EXERCISE REQUIREMENTS:
Quote the records that follow in full and exactly; leave out the pictures.

RECORDS SHOWN:
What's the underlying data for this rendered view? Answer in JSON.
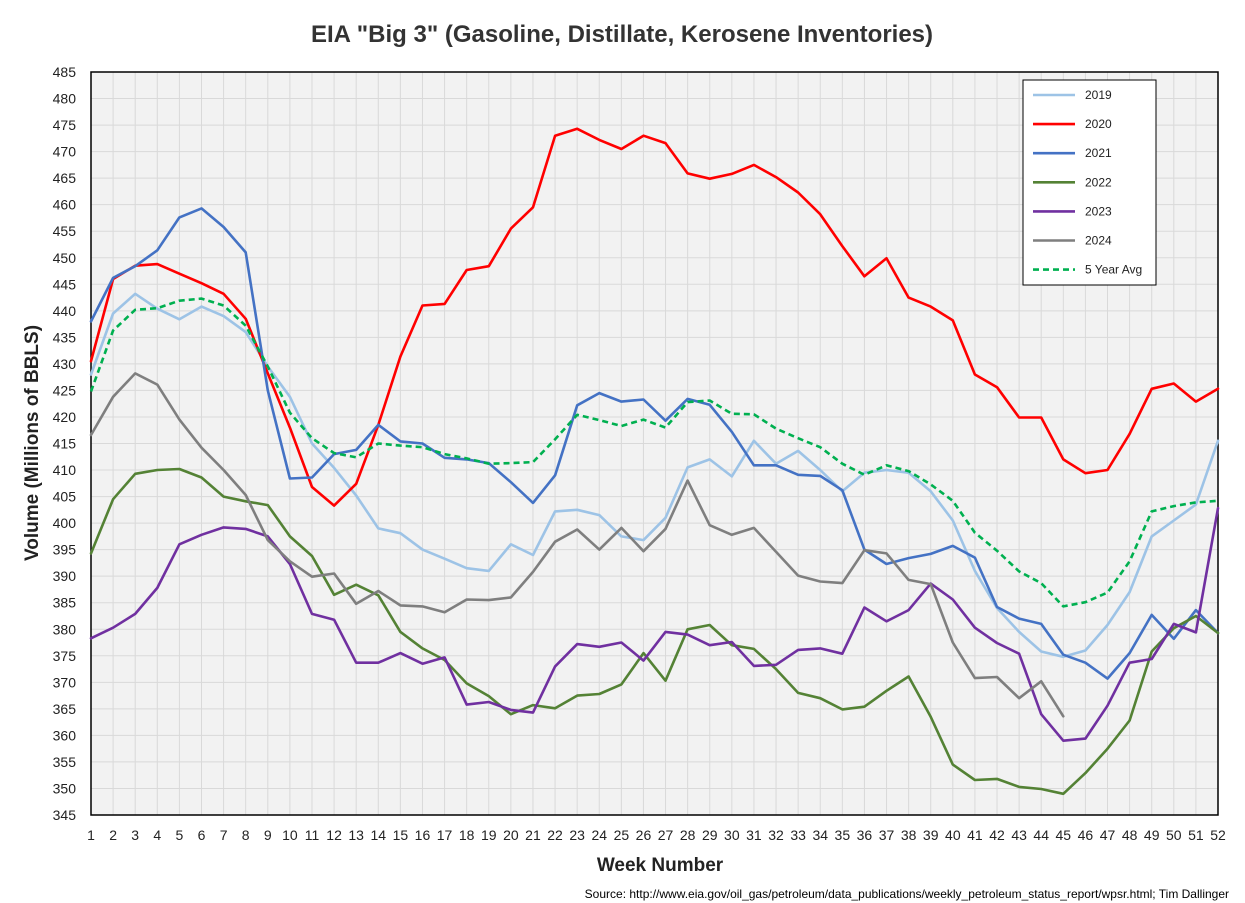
{
  "chart_data": {
    "type": "line",
    "title": "EIA \"Big 3\" (Gasoline, Distillate, Kerosene Inventories)",
    "xlabel": "Week Number",
    "ylabel": "Volume (Millions of BBLS)",
    "source": "Source: http://www.eia.gov/oil_gas/petroleum/data_publications/weekly_petroleum_status_report/wpsr.html; Tim Dallinger",
    "x": [
      1,
      2,
      3,
      4,
      5,
      6,
      7,
      8,
      9,
      10,
      11,
      12,
      13,
      14,
      15,
      16,
      17,
      18,
      19,
      20,
      21,
      22,
      23,
      24,
      25,
      26,
      27,
      28,
      29,
      30,
      31,
      32,
      33,
      34,
      35,
      36,
      37,
      38,
      39,
      40,
      41,
      42,
      43,
      44,
      45,
      46,
      47,
      48,
      49,
      50,
      51,
      52
    ],
    "xlim": [
      1,
      52
    ],
    "ylim": [
      345,
      485
    ],
    "ytick_step": 5,
    "grid": true,
    "legend_position": "top-right",
    "series": [
      {
        "name": "2019",
        "color": "#9DC3E6",
        "dash": false,
        "values": [
          428,
          439.5,
          443.2,
          440.4,
          438.4,
          440.8,
          439,
          436,
          429.5,
          423.8,
          415,
          410.4,
          405.2,
          399,
          398.1,
          395,
          393.3,
          391.5,
          391,
          396,
          394,
          402.2,
          402.5,
          401.5,
          397.5,
          396.8,
          401,
          410.5,
          412,
          408.8,
          415.5,
          411.2,
          413.6,
          410,
          406,
          409.5,
          410,
          409.5,
          406,
          400.5,
          391,
          384,
          379.5,
          375.8,
          374.8,
          376,
          380.8,
          387,
          397.5,
          400.5,
          403.5,
          415.5
        ]
      },
      {
        "name": "2020",
        "color": "#FF0000",
        "dash": false,
        "values": [
          430.5,
          446,
          448.5,
          448.8,
          447,
          445.2,
          443.2,
          438.5,
          428.2,
          418,
          406.8,
          403.3,
          407.4,
          418.5,
          431.4,
          441,
          441.3,
          447.7,
          448.4,
          455.5,
          459.5,
          473,
          474.3,
          472.2,
          470.5,
          473,
          471.6,
          465.9,
          464.9,
          465.8,
          467.5,
          465.2,
          462.3,
          458.2,
          452.2,
          446.5,
          449.9,
          442.5,
          440.8,
          438.2,
          428,
          425.6,
          419.9,
          419.9,
          412,
          409.4,
          410,
          416.8,
          425.3,
          426.3,
          422.9,
          425.3
        ]
      },
      {
        "name": "2021",
        "color": "#4472C4",
        "dash": false,
        "values": [
          438,
          446.2,
          448.4,
          451.4,
          457.6,
          459.3,
          455.8,
          451,
          425,
          408.4,
          408.6,
          413,
          413.8,
          418.5,
          415.4,
          415,
          412.3,
          412,
          411.3,
          407.7,
          403.8,
          409,
          422.2,
          424.5,
          422.9,
          423.3,
          419.3,
          423.4,
          422.3,
          417.2,
          410.9,
          410.9,
          409.1,
          408.9,
          406.2,
          395,
          392.3,
          393.4,
          394.2,
          395.7,
          393.5,
          384.2,
          382,
          381,
          375.2,
          373.7,
          370.7,
          375.5,
          382.7,
          378.2,
          383.6,
          379.3
        ]
      },
      {
        "name": "2022",
        "color": "#548235",
        "dash": false,
        "values": [
          394.3,
          404.5,
          409.3,
          410,
          410.2,
          408.6,
          405,
          404.1,
          403.4,
          397.5,
          393.8,
          386.5,
          388.4,
          386.4,
          379.5,
          376.4,
          374.2,
          369.8,
          367.4,
          364,
          365.7,
          365.1,
          367.5,
          367.8,
          369.6,
          375.5,
          370.3,
          380,
          380.8,
          377,
          376.3,
          372.5,
          368,
          367,
          364.9,
          365.4,
          368.4,
          371.1,
          363.5,
          354.5,
          351.6,
          351.8,
          350.3,
          349.9,
          349,
          352.9,
          357.5,
          362.8,
          375.8,
          380.2,
          382.5,
          379.3
        ]
      },
      {
        "name": "2023",
        "color": "#7030A0",
        "dash": false,
        "values": [
          378.3,
          380.3,
          382.9,
          387.8,
          396,
          397.8,
          399.2,
          398.9,
          397.5,
          392.3,
          382.9,
          381.8,
          373.7,
          373.7,
          375.5,
          373.5,
          374.7,
          365.8,
          366.3,
          364.8,
          364.3,
          373,
          377.2,
          376.7,
          377.5,
          374.1,
          379.5,
          379,
          377,
          377.6,
          373.1,
          373.3,
          376.1,
          376.4,
          375.4,
          384.1,
          381.5,
          383.6,
          388.6,
          385.6,
          380.3,
          377.4,
          375.4,
          364,
          359,
          359.4,
          365.6,
          373.7,
          374.4,
          381,
          379.4,
          402.8
        ]
      },
      {
        "name": "2024",
        "color": "#7F7F7F",
        "dash": false,
        "values": [
          416.6,
          423.8,
          428.2,
          426.1,
          419.5,
          414.2,
          410,
          405.3,
          396.8,
          392.8,
          389.9,
          390.5,
          384.8,
          387.2,
          384.5,
          384.3,
          383.2,
          385.6,
          385.5,
          386,
          390.8,
          396.5,
          398.8,
          395,
          399.1,
          394.7,
          398.9,
          408,
          399.6,
          397.8,
          399.1,
          394.6,
          390.1,
          389,
          388.7,
          394.9,
          394.3,
          389.3,
          388.5,
          377.5,
          370.8,
          371,
          367,
          370.2,
          363.6,
          null,
          null,
          null,
          null,
          null,
          null,
          null
        ]
      },
      {
        "name": "5 Year Avg",
        "color": "#00B050",
        "dash": true,
        "values": [
          424.8,
          436.3,
          440.2,
          440.5,
          441.9,
          442.3,
          441,
          437.2,
          429.5,
          420.8,
          416,
          413.2,
          412.4,
          415,
          414.6,
          414.3,
          413,
          412.2,
          411.2,
          411.3,
          411.5,
          415.8,
          420.4,
          419.4,
          418.3,
          419.5,
          418,
          422.8,
          423.1,
          420.6,
          420.5,
          417.8,
          416,
          414.3,
          411.2,
          409.1,
          410.9,
          409.8,
          407.3,
          404.2,
          398.2,
          394.8,
          390.9,
          388.7,
          384.3,
          385.1,
          386.9,
          392.8,
          402.2,
          403.2,
          403.9,
          404.2
        ]
      }
    ]
  }
}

FINISHED EXERCISE:
What's the underlying data for this rendered view? Answer in JSON.
{
  "chart_data": {
    "type": "line",
    "title": "EIA \"Big 3\" (Gasoline, Distillate, Kerosene Inventories)",
    "xlabel": "Week Number",
    "ylabel": "Volume (Millions of BBLS)",
    "source": "Source: http://www.eia.gov/oil_gas/petroleum/data_publications/weekly_petroleum_status_report/wpsr.html; Tim Dallinger",
    "x": [
      1,
      2,
      3,
      4,
      5,
      6,
      7,
      8,
      9,
      10,
      11,
      12,
      13,
      14,
      15,
      16,
      17,
      18,
      19,
      20,
      21,
      22,
      23,
      24,
      25,
      26,
      27,
      28,
      29,
      30,
      31,
      32,
      33,
      34,
      35,
      36,
      37,
      38,
      39,
      40,
      41,
      42,
      43,
      44,
      45,
      46,
      47,
      48,
      49,
      50,
      51,
      52
    ],
    "xlim": [
      1,
      52
    ],
    "ylim": [
      345,
      485
    ],
    "ytick_step": 5,
    "grid": true,
    "legend_position": "top-right",
    "series": [
      {
        "name": "2019",
        "color": "#9DC3E6",
        "dash": false,
        "values": [
          428,
          439.5,
          443.2,
          440.4,
          438.4,
          440.8,
          439,
          436,
          429.5,
          423.8,
          415,
          410.4,
          405.2,
          399,
          398.1,
          395,
          393.3,
          391.5,
          391,
          396,
          394,
          402.2,
          402.5,
          401.5,
          397.5,
          396.8,
          401,
          410.5,
          412,
          408.8,
          415.5,
          411.2,
          413.6,
          410,
          406,
          409.5,
          410,
          409.5,
          406,
          400.5,
          391,
          384,
          379.5,
          375.8,
          374.8,
          376,
          380.8,
          387,
          397.5,
          400.5,
          403.5,
          415.5
        ]
      },
      {
        "name": "2020",
        "color": "#FF0000",
        "dash": false,
        "values": [
          430.5,
          446,
          448.5,
          448.8,
          447,
          445.2,
          443.2,
          438.5,
          428.2,
          418,
          406.8,
          403.3,
          407.4,
          418.5,
          431.4,
          441,
          441.3,
          447.7,
          448.4,
          455.5,
          459.5,
          473,
          474.3,
          472.2,
          470.5,
          473,
          471.6,
          465.9,
          464.9,
          465.8,
          467.5,
          465.2,
          462.3,
          458.2,
          452.2,
          446.5,
          449.9,
          442.5,
          440.8,
          438.2,
          428,
          425.6,
          419.9,
          419.9,
          412,
          409.4,
          410,
          416.8,
          425.3,
          426.3,
          422.9,
          425.3
        ]
      },
      {
        "name": "2021",
        "color": "#4472C4",
        "dash": false,
        "values": [
          438,
          446.2,
          448.4,
          451.4,
          457.6,
          459.3,
          455.8,
          451,
          425,
          408.4,
          408.6,
          413,
          413.8,
          418.5,
          415.4,
          415,
          412.3,
          412,
          411.3,
          407.7,
          403.8,
          409,
          422.2,
          424.5,
          422.9,
          423.3,
          419.3,
          423.4,
          422.3,
          417.2,
          410.9,
          410.9,
          409.1,
          408.9,
          406.2,
          395,
          392.3,
          393.4,
          394.2,
          395.7,
          393.5,
          384.2,
          382,
          381,
          375.2,
          373.7,
          370.7,
          375.5,
          382.7,
          378.2,
          383.6,
          379.3
        ]
      },
      {
        "name": "2022",
        "color": "#548235",
        "dash": false,
        "values": [
          394.3,
          404.5,
          409.3,
          410,
          410.2,
          408.6,
          405,
          404.1,
          403.4,
          397.5,
          393.8,
          386.5,
          388.4,
          386.4,
          379.5,
          376.4,
          374.2,
          369.8,
          367.4,
          364,
          365.7,
          365.1,
          367.5,
          367.8,
          369.6,
          375.5,
          370.3,
          380,
          380.8,
          377,
          376.3,
          372.5,
          368,
          367,
          364.9,
          365.4,
          368.4,
          371.1,
          363.5,
          354.5,
          351.6,
          351.8,
          350.3,
          349.9,
          349,
          352.9,
          357.5,
          362.8,
          375.8,
          380.2,
          382.5,
          379.3
        ]
      },
      {
        "name": "2023",
        "color": "#7030A0",
        "dash": false,
        "values": [
          378.3,
          380.3,
          382.9,
          387.8,
          396,
          397.8,
          399.2,
          398.9,
          397.5,
          392.3,
          382.9,
          381.8,
          373.7,
          373.7,
          375.5,
          373.5,
          374.7,
          365.8,
          366.3,
          364.8,
          364.3,
          373,
          377.2,
          376.7,
          377.5,
          374.1,
          379.5,
          379,
          377,
          377.6,
          373.1,
          373.3,
          376.1,
          376.4,
          375.4,
          384.1,
          381.5,
          383.6,
          388.6,
          385.6,
          380.3,
          377.4,
          375.4,
          364,
          359,
          359.4,
          365.6,
          373.7,
          374.4,
          381,
          379.4,
          402.8
        ]
      },
      {
        "name": "2024",
        "color": "#7F7F7F",
        "dash": false,
        "values": [
          416.6,
          423.8,
          428.2,
          426.1,
          419.5,
          414.2,
          410,
          405.3,
          396.8,
          392.8,
          389.9,
          390.5,
          384.8,
          387.2,
          384.5,
          384.3,
          383.2,
          385.6,
          385.5,
          386,
          390.8,
          396.5,
          398.8,
          395,
          399.1,
          394.7,
          398.9,
          408,
          399.6,
          397.8,
          399.1,
          394.6,
          390.1,
          389,
          388.7,
          394.9,
          394.3,
          389.3,
          388.5,
          377.5,
          370.8,
          371,
          367,
          370.2,
          363.6,
          null,
          null,
          null,
          null,
          null,
          null,
          null
        ]
      },
      {
        "name": "5 Year Avg",
        "color": "#00B050",
        "dash": true,
        "values": [
          424.8,
          436.3,
          440.2,
          440.5,
          441.9,
          442.3,
          441,
          437.2,
          429.5,
          420.8,
          416,
          413.2,
          412.4,
          415,
          414.6,
          414.3,
          413,
          412.2,
          411.2,
          411.3,
          411.5,
          415.8,
          420.4,
          419.4,
          418.3,
          419.5,
          418,
          422.8,
          423.1,
          420.6,
          420.5,
          417.8,
          416,
          414.3,
          411.2,
          409.1,
          410.9,
          409.8,
          407.3,
          404.2,
          398.2,
          394.8,
          390.9,
          388.7,
          384.3,
          385.1,
          386.9,
          392.8,
          402.2,
          403.2,
          403.9,
          404.2
        ]
      }
    ]
  }
}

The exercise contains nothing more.